• **EXERCISE DESCRIPTION**: Repeat every record below exactly, leaving out the pictures.

• **RECORDS SHOWN**:

——

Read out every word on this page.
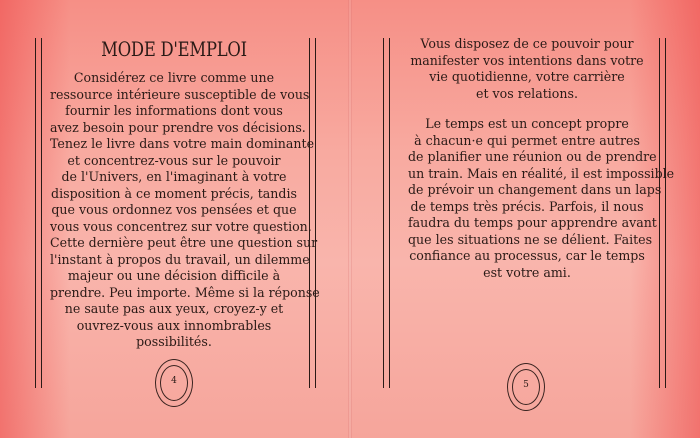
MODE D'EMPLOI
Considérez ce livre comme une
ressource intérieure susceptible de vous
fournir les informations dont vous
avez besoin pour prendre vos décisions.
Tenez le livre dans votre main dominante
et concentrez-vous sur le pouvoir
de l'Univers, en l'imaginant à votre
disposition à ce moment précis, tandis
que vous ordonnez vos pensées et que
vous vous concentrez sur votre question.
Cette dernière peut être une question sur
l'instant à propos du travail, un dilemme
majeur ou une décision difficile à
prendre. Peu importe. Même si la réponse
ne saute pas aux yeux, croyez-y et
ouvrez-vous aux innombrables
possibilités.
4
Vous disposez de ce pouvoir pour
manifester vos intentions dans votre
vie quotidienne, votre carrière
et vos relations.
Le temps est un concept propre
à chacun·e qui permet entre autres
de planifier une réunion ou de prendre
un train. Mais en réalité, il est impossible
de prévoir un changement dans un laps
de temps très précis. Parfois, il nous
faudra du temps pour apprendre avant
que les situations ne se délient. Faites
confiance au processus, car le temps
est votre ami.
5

——

• **FINISHED TASK**:
Read out every word on this page.
MODE D'EMPLOI
Considérez ce livre comme une
ressource intérieure susceptible de vous
fournir les informations dont vous
avez besoin pour prendre vos décisions.
Tenez le livre dans votre main dominante
et concentrez-vous sur le pouvoir
de l'Univers, en l'imaginant à votre
disposition à ce moment précis, tandis
que vous ordonnez vos pensées et que
vous vous concentrez sur votre question.
Cette dernière peut être une question sur
l'instant à propos du travail, un dilemme
majeur ou une décision difficile à
prendre. Peu importe. Même si la réponse
ne saute pas aux yeux, croyez-y et
ouvrez-vous aux innombrables
possibilités.
4
Vous disposez de ce pouvoir pour
manifester vos intentions dans votre
vie quotidienne, votre carrière
et vos relations.
Le temps est un concept propre
à chacun·e qui permet entre autres
de planifier une réunion ou de prendre
un train. Mais en réalité, il est impossible
de prévoir un changement dans un laps
de temps très précis. Parfois, il nous
faudra du temps pour apprendre avant
que les situations ne se délient. Faites
confiance au processus, car le temps
est votre ami.
5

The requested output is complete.